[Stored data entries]
□ □ □ □
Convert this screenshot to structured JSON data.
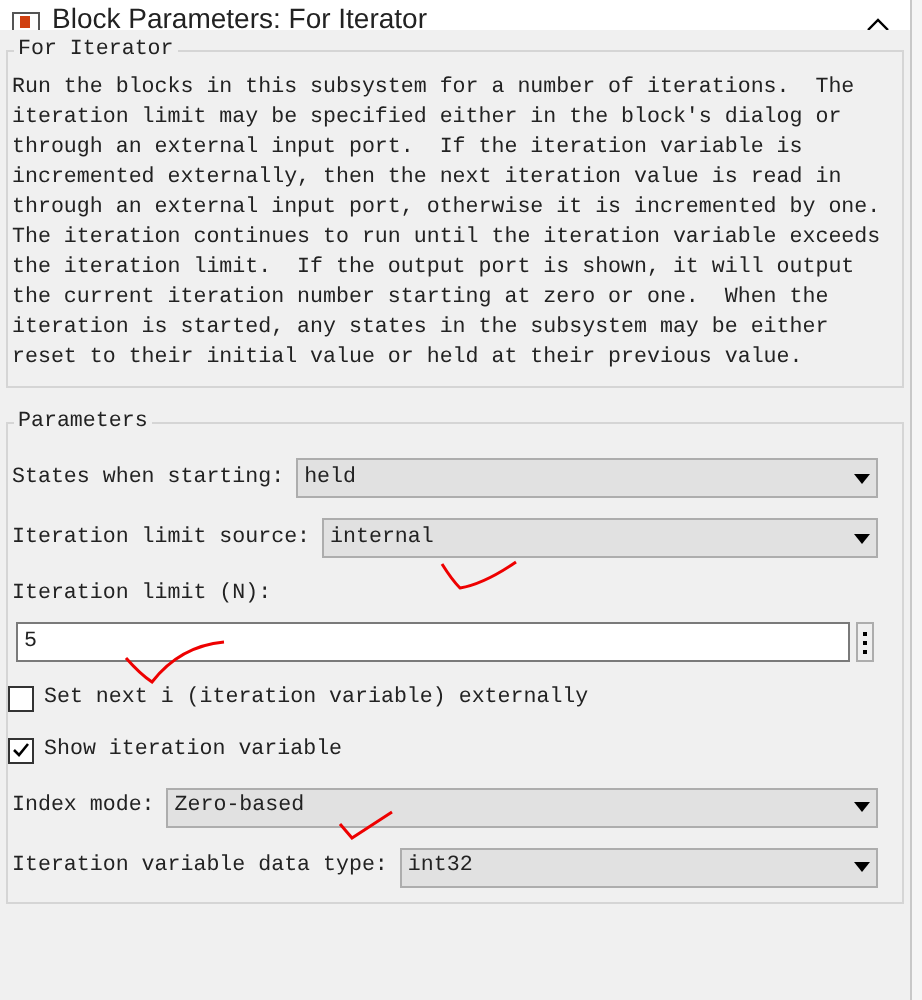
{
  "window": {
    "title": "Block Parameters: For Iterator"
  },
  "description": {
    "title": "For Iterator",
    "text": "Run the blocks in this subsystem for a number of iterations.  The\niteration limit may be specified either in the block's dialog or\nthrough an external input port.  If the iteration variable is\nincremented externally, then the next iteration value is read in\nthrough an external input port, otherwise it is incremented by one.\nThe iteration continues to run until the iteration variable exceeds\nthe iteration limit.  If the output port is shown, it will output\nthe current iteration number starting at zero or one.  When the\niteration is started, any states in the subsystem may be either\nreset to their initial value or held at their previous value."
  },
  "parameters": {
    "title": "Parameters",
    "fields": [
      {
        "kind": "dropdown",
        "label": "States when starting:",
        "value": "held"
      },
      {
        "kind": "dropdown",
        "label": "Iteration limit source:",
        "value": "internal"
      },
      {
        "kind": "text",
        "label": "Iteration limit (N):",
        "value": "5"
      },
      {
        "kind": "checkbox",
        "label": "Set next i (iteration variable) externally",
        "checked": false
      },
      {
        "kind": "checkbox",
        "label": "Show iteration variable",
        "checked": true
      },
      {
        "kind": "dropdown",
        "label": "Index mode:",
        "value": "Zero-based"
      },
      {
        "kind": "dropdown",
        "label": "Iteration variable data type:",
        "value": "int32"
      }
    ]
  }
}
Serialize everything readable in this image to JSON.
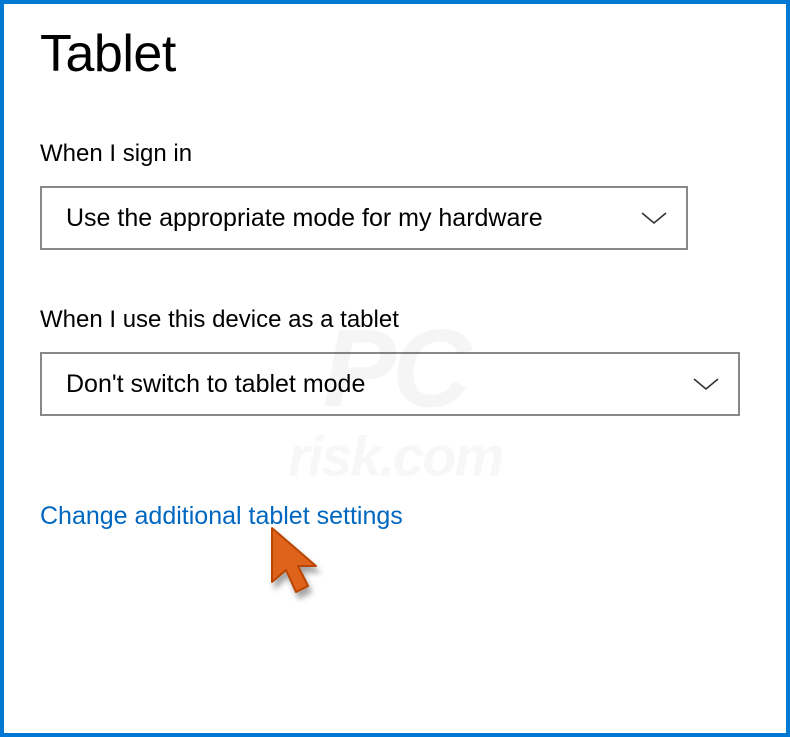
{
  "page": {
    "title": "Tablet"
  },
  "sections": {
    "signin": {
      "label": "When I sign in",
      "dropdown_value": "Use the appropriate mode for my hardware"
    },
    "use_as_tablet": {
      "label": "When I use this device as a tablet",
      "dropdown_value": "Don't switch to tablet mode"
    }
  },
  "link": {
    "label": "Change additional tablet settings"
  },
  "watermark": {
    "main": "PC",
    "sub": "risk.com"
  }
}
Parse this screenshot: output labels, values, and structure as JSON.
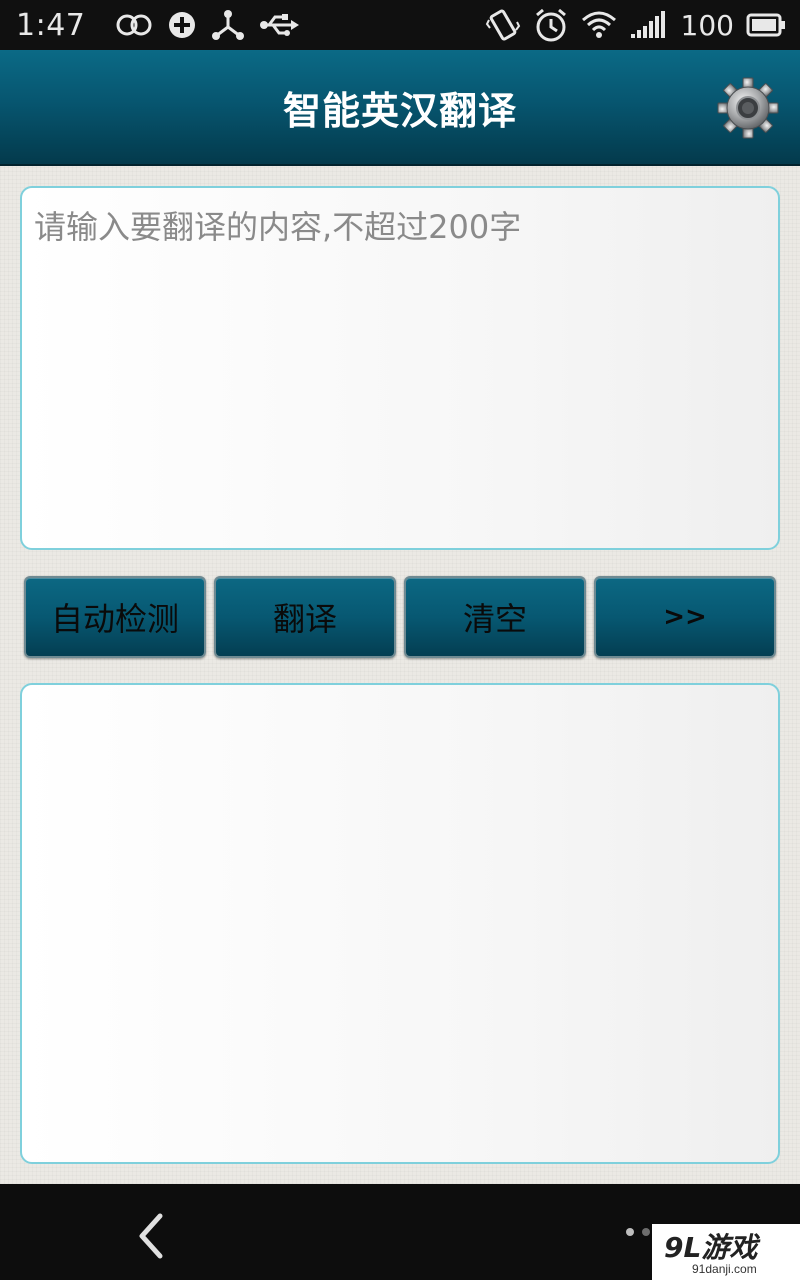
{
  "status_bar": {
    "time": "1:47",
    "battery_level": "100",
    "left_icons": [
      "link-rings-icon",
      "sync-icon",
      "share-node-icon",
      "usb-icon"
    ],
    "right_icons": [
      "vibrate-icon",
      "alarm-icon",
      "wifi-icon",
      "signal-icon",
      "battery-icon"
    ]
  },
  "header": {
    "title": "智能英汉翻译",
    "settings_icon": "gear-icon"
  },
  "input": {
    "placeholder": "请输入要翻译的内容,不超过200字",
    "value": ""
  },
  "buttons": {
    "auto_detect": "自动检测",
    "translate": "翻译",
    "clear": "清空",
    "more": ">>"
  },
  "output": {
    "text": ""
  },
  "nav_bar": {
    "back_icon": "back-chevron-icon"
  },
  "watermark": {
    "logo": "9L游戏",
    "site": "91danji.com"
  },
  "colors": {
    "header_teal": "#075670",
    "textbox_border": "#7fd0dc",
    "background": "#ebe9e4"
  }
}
□ □ □ □
**Request**
Only the lines from the one that holds "Parse this screenshot: output" through the end of the records above should be printed again, exactly as they are. Leave out the pictures.

**Output for this task**
Parse this screenshot: output labels, values, and structure as JSON.
{
  "status_bar": {
    "time": "1:47",
    "battery_level": "100",
    "left_icons": [
      "link-rings-icon",
      "sync-icon",
      "share-node-icon",
      "usb-icon"
    ],
    "right_icons": [
      "vibrate-icon",
      "alarm-icon",
      "wifi-icon",
      "signal-icon",
      "battery-icon"
    ]
  },
  "header": {
    "title": "智能英汉翻译",
    "settings_icon": "gear-icon"
  },
  "input": {
    "placeholder": "请输入要翻译的内容,不超过200字",
    "value": ""
  },
  "buttons": {
    "auto_detect": "自动检测",
    "translate": "翻译",
    "clear": "清空",
    "more": ">>"
  },
  "output": {
    "text": ""
  },
  "nav_bar": {
    "back_icon": "back-chevron-icon"
  },
  "watermark": {
    "logo": "9L游戏",
    "site": "91danji.com"
  },
  "colors": {
    "header_teal": "#075670",
    "textbox_border": "#7fd0dc",
    "background": "#ebe9e4"
  }
}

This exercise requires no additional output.